→ MATERIAL FOR THE TASK:
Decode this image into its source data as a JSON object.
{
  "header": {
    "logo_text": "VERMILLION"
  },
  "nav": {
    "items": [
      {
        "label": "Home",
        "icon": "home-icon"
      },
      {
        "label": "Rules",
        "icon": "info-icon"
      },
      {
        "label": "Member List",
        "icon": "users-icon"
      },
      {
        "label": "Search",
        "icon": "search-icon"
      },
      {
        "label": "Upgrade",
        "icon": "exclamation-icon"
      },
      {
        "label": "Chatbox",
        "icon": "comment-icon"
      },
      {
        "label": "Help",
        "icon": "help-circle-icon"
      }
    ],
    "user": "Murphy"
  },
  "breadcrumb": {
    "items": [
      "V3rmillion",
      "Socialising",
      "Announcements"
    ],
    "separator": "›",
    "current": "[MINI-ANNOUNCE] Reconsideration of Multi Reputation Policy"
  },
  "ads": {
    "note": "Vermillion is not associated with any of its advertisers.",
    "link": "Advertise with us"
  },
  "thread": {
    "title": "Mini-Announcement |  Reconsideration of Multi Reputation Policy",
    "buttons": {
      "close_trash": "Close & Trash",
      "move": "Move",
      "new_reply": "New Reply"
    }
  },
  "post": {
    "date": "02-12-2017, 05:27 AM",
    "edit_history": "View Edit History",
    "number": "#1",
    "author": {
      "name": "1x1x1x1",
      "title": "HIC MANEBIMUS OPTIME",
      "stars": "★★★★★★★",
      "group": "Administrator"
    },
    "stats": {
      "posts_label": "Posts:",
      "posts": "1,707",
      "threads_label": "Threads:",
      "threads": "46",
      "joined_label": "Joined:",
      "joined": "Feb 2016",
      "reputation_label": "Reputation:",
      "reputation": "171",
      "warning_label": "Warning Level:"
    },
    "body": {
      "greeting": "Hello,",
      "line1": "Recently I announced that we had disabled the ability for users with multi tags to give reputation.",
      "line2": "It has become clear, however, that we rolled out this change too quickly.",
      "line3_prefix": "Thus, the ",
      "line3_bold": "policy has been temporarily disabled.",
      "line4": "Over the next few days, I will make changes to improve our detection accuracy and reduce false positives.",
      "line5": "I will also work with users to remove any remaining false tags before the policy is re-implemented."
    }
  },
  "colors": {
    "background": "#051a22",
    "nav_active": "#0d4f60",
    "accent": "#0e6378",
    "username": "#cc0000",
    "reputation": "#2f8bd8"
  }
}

→ WHAT IS EXPECTED:
Retype the listing exactly, in full.

→ RESULT OF THE TASK:
Decode this image into its source data as a JSON object.
{
  "header": {
    "logo_text": "VERMILLION"
  },
  "nav": {
    "items": [
      {
        "label": "Home",
        "icon": "home-icon"
      },
      {
        "label": "Rules",
        "icon": "info-icon"
      },
      {
        "label": "Member List",
        "icon": "users-icon"
      },
      {
        "label": "Search",
        "icon": "search-icon"
      },
      {
        "label": "Upgrade",
        "icon": "exclamation-icon"
      },
      {
        "label": "Chatbox",
        "icon": "comment-icon"
      },
      {
        "label": "Help",
        "icon": "help-circle-icon"
      }
    ],
    "user": "Murphy"
  },
  "breadcrumb": {
    "items": [
      "V3rmillion",
      "Socialising",
      "Announcements"
    ],
    "separator": "›",
    "current": "[MINI-ANNOUNCE] Reconsideration of Multi Reputation Policy"
  },
  "ads": {
    "note": "Vermillion is not associated with any of its advertisers.",
    "link": "Advertise with us"
  },
  "thread": {
    "title": "Mini-Announcement |  Reconsideration of Multi Reputation Policy",
    "buttons": {
      "close_trash": "Close & Trash",
      "move": "Move",
      "new_reply": "New Reply"
    }
  },
  "post": {
    "date": "02-12-2017, 05:27 AM",
    "edit_history": "View Edit History",
    "number": "#1",
    "author": {
      "name": "1x1x1x1",
      "title": "HIC MANEBIMUS OPTIME",
      "stars": "★★★★★★★",
      "group": "Administrator"
    },
    "stats": {
      "posts_label": "Posts:",
      "posts": "1,707",
      "threads_label": "Threads:",
      "threads": "46",
      "joined_label": "Joined:",
      "joined": "Feb 2016",
      "reputation_label": "Reputation:",
      "reputation": "171",
      "warning_label": "Warning Level:"
    },
    "body": {
      "greeting": "Hello,",
      "line1": "Recently I announced that we had disabled the ability for users with multi tags to give reputation.",
      "line2": "It has become clear, however, that we rolled out this change too quickly.",
      "line3_prefix": "Thus, the ",
      "line3_bold": "policy has been temporarily disabled.",
      "line4": "Over the next few days, I will make changes to improve our detection accuracy and reduce false positives.",
      "line5": "I will also work with users to remove any remaining false tags before the policy is re-implemented."
    }
  },
  "colors": {
    "background": "#051a22",
    "nav_active": "#0d4f60",
    "accent": "#0e6378",
    "username": "#cc0000",
    "reputation": "#2f8bd8"
  }
}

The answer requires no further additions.